In the material below, identify each line bearing the word "control". Reproduce those lines.

[Figure dataset records]
◇ ◇ ◇ ◇ ◇ ◇ ◇
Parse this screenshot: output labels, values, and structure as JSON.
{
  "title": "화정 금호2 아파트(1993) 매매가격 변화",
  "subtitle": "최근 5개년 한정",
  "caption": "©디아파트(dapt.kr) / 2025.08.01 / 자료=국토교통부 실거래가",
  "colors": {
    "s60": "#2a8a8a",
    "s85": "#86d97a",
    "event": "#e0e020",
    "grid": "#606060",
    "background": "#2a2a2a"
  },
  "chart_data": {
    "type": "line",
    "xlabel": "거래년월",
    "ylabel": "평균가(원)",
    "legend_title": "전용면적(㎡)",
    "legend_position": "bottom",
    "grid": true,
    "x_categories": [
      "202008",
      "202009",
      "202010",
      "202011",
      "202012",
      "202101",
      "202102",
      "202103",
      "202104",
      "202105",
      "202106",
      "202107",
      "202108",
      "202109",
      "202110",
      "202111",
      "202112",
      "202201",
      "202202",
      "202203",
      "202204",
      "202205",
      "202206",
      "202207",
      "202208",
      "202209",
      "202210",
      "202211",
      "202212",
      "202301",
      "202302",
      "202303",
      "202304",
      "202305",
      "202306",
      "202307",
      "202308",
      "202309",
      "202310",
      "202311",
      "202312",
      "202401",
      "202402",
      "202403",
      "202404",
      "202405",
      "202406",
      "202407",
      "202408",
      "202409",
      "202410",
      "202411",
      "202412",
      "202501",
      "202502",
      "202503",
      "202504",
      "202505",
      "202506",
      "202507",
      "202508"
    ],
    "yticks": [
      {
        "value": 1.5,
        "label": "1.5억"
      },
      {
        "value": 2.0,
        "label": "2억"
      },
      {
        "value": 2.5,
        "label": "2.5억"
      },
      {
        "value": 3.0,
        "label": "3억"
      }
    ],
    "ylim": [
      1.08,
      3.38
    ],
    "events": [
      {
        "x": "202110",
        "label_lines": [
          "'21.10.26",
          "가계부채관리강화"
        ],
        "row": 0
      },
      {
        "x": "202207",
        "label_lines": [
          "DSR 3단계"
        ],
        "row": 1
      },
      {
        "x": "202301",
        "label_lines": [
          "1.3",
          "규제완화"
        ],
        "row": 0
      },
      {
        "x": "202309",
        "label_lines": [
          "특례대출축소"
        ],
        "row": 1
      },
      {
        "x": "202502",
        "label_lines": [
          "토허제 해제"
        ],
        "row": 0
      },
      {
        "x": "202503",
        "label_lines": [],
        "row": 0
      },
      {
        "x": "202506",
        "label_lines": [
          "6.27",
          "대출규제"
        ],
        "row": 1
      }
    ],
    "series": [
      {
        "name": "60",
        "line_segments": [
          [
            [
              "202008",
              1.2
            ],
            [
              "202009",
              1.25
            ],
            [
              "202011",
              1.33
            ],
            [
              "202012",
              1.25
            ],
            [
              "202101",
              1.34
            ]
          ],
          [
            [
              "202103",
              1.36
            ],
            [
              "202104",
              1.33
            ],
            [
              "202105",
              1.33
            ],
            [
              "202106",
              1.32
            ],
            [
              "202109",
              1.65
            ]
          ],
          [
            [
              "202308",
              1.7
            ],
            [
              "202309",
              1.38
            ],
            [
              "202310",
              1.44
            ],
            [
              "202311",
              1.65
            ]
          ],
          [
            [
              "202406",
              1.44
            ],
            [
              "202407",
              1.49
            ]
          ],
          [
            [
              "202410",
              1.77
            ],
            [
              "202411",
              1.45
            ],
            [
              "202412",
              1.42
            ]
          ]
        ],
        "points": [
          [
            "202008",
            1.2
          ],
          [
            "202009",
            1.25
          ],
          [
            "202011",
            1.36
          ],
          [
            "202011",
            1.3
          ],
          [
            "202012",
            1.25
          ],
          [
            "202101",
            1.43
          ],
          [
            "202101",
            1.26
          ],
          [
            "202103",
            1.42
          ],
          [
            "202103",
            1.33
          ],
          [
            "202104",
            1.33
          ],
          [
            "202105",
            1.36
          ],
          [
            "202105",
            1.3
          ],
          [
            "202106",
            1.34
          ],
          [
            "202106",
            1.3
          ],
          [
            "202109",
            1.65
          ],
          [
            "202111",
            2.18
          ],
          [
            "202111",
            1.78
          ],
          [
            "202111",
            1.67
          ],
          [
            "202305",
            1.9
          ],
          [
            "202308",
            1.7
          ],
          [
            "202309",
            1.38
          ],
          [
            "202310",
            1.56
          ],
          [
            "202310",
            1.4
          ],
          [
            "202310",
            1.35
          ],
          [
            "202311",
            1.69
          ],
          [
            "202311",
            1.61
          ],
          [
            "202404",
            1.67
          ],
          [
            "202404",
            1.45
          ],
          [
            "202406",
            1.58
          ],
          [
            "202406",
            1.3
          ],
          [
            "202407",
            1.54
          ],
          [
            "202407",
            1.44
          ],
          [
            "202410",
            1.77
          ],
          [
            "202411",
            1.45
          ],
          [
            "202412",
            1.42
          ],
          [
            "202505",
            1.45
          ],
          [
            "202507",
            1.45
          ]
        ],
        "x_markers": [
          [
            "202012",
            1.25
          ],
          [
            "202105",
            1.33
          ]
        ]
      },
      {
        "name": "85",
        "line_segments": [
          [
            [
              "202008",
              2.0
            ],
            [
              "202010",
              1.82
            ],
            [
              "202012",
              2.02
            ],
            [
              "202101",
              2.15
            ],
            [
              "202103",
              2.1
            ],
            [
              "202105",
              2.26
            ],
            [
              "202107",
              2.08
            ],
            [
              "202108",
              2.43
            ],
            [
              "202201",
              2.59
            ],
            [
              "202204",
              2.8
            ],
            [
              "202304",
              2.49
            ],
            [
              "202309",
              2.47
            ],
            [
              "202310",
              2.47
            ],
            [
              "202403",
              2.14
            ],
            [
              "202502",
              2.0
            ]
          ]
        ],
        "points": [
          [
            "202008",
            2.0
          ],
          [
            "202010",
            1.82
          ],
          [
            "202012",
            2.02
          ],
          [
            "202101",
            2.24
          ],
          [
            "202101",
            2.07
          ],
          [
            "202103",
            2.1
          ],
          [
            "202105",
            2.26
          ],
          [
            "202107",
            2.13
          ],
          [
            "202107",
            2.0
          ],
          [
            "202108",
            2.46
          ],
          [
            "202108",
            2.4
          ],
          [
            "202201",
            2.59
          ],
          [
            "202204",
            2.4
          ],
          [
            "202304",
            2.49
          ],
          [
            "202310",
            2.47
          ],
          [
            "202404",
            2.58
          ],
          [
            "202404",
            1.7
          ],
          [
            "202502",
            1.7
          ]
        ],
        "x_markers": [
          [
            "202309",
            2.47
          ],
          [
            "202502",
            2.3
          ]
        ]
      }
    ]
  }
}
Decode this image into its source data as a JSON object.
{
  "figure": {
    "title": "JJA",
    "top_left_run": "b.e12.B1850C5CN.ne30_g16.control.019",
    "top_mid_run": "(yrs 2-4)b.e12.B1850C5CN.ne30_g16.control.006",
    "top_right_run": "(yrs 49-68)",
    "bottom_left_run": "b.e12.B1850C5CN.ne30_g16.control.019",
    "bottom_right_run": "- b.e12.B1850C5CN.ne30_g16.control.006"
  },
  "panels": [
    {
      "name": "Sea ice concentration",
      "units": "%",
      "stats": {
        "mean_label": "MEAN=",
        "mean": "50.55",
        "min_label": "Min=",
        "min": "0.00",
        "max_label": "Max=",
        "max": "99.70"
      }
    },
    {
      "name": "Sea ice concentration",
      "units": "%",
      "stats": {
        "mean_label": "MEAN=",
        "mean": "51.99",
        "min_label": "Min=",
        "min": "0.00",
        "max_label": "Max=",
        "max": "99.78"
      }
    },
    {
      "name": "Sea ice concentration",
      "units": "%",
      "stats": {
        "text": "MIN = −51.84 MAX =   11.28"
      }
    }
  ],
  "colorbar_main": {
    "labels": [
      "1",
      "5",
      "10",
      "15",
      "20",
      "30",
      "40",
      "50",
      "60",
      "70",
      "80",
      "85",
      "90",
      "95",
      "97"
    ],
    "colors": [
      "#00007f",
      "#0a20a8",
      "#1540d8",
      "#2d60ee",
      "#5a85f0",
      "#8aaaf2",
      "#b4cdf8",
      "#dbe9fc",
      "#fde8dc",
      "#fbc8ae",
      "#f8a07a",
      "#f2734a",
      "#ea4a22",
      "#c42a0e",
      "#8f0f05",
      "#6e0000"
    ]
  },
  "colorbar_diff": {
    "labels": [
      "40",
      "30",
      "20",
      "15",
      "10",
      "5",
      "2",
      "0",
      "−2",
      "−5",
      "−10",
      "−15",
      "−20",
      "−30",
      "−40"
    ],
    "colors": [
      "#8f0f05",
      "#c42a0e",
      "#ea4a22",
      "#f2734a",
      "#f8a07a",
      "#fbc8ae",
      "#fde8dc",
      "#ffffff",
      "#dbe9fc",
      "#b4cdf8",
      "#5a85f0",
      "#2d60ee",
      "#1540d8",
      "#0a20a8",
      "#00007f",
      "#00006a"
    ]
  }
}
◇ ◇ ◇ ◇ ◇ ◇ ◇
### Task response
    "top_left_run": "b.e12.B1850C5CN.ne30_g16.control.019",
    "top_mid_run": "(yrs 2-4)b.e12.B1850C5CN.ne30_g16.control.006",
    "bottom_left_run": "b.e12.B1850C5CN.ne30_g16.control.019",
    "bottom_right_run": "- b.e12.B1850C5CN.ne30_g16.control.006"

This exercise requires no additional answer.